>> begin ENTRIES
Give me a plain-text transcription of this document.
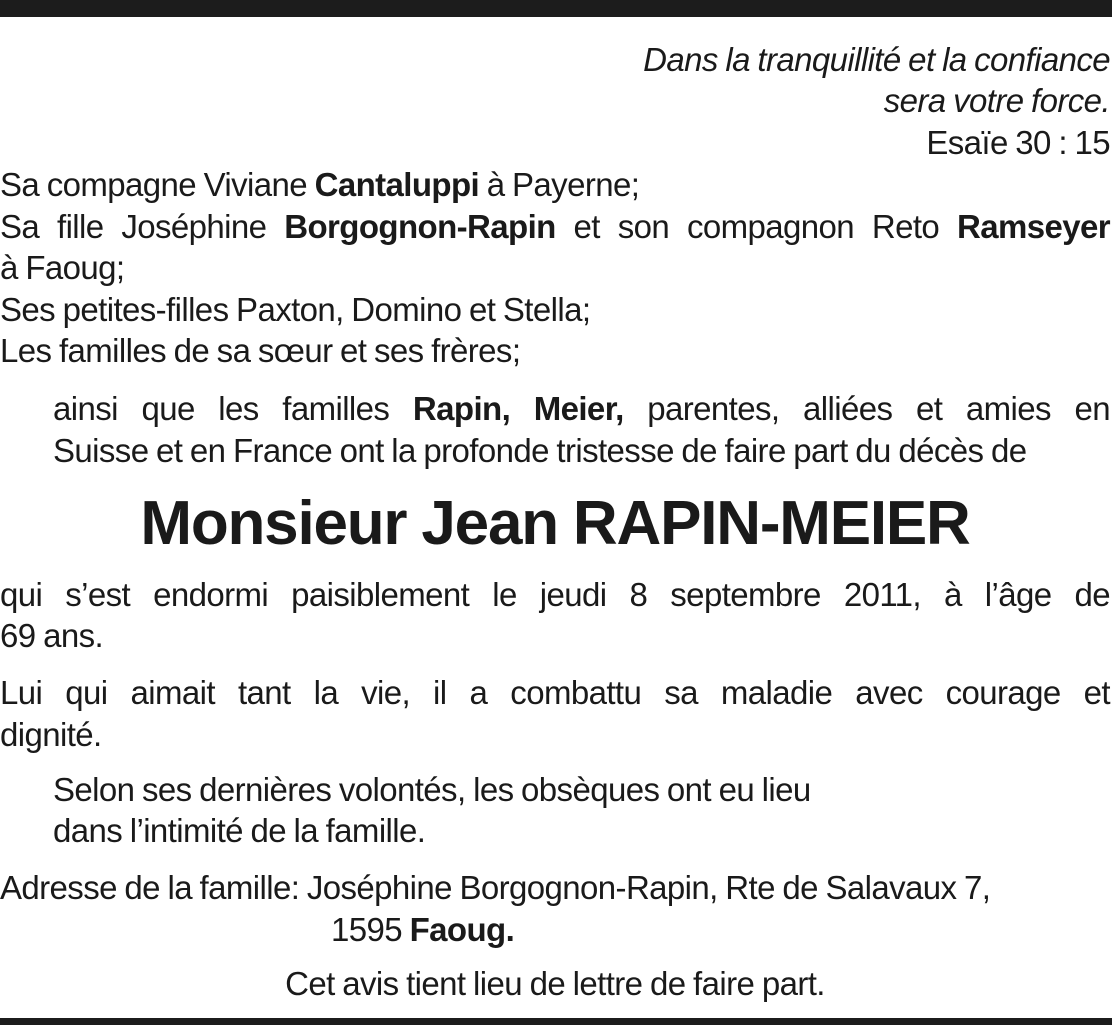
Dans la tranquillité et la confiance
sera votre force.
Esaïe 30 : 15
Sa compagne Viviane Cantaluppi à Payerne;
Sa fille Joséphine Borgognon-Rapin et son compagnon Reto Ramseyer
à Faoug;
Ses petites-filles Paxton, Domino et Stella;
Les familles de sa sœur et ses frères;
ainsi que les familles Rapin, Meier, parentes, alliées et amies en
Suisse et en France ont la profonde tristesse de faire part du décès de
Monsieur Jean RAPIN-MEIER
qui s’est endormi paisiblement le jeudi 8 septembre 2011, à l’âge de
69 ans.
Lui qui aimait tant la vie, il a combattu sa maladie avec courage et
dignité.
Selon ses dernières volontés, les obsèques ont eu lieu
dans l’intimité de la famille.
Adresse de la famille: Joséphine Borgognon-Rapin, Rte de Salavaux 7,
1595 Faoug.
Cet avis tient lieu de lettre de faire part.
>> end ENTRIES
>> begin ENTRIES
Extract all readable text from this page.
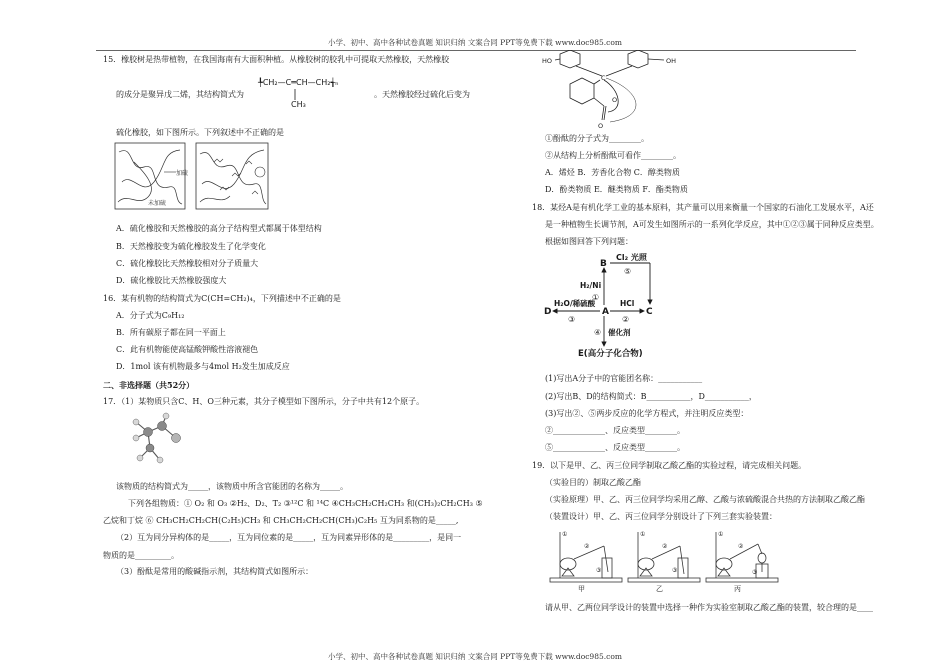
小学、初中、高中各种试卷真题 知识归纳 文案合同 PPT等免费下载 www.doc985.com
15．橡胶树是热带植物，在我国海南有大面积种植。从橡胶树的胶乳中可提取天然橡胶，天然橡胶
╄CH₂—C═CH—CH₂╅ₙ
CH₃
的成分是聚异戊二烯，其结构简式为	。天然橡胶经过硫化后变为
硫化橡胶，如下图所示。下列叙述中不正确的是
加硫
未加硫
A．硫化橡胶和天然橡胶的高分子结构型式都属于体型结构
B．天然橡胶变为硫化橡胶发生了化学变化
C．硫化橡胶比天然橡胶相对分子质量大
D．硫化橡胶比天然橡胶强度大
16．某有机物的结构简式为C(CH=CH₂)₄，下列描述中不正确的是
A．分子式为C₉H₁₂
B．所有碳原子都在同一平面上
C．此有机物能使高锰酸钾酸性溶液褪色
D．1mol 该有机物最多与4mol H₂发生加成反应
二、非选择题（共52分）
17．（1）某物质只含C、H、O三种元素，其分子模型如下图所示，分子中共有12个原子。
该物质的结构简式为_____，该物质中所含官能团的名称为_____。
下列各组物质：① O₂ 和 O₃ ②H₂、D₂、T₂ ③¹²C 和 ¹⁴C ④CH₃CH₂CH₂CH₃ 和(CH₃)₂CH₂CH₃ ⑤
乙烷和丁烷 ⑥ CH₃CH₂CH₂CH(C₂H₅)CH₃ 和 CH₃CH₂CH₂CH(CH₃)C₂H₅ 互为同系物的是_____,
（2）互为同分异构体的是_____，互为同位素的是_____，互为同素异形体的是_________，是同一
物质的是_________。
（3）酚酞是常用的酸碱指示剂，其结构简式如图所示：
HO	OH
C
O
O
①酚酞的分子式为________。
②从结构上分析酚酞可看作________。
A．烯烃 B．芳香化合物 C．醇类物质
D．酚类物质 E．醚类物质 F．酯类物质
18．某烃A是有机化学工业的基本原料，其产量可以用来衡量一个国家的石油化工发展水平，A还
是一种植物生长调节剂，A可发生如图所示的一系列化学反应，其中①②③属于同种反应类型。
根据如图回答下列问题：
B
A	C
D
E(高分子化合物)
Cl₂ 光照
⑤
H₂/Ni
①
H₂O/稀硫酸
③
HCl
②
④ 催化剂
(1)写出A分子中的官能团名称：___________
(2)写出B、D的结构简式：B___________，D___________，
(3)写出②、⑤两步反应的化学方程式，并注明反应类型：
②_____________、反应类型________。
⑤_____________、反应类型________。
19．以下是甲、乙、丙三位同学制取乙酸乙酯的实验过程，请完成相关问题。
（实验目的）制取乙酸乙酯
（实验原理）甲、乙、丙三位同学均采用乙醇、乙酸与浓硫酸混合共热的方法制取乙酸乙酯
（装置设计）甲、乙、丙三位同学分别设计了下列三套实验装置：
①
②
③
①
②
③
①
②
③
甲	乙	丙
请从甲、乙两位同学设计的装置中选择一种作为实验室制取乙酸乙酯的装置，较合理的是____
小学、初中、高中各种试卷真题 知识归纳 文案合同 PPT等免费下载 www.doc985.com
>> end ENTRIES
[DO THIS] Pick out every line above that holds the word "Borgognon" and copy it.

[RESPONSE TO THIS EXERCISE]
Sa fille Joséphine Borgognon-Rapin et son compagnon Reto Ramseyer
Adresse de la famille: Joséphine Borgognon-Rapin, Rte de Salavaux 7,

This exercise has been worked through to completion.